**WHAT YOU SHOULD DO**:
Exactly as written, print each record in the listing.

────────────────────────────────────────

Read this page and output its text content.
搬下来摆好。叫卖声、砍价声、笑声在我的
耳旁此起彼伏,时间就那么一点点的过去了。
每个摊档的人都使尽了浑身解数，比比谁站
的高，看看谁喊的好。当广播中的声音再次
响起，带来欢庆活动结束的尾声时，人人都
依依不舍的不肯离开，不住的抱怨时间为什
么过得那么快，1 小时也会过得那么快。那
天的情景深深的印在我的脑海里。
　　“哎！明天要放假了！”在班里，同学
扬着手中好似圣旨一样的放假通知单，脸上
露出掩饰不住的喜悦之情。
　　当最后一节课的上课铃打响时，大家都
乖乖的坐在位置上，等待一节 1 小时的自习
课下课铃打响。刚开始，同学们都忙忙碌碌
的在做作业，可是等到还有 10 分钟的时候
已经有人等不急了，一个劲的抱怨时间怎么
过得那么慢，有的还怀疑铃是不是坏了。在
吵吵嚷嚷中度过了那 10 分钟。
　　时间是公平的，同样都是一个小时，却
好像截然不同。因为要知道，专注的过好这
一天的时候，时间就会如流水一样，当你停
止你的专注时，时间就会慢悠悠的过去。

────────────────────────────────────────

**EXERCISE ANSWER**:
Read this page and output its text content.
搬下来摆好。叫卖声、砍价声、笑声在我的
耳旁此起彼伏,时间就那么一点点的过去了。
每个摊档的人都使尽了浑身解数，比比谁站
的高，看看谁喊的好。当广播中的声音再次
响起，带来欢庆活动结束的尾声时，人人都
依依不舍的不肯离开，不住的抱怨时间为什
么过得那么快，1 小时也会过得那么快。那
天的情景深深的印在我的脑海里。
　　“哎！明天要放假了！”在班里，同学
扬着手中好似圣旨一样的放假通知单，脸上
露出掩饰不住的喜悦之情。
　　当最后一节课的上课铃打响时，大家都
乖乖的坐在位置上，等待一节 1 小时的自习
课下课铃打响。刚开始，同学们都忙忙碌碌
的在做作业，可是等到还有 10 分钟的时候
已经有人等不急了，一个劲的抱怨时间怎么
过得那么慢，有的还怀疑铃是不是坏了。在
吵吵嚷嚷中度过了那 10 分钟。
　　时间是公平的，同样都是一个小时，却
好像截然不同。因为要知道，专注的过好这
一天的时候，时间就会如流水一样，当你停
止你的专注时，时间就会慢悠悠的过去。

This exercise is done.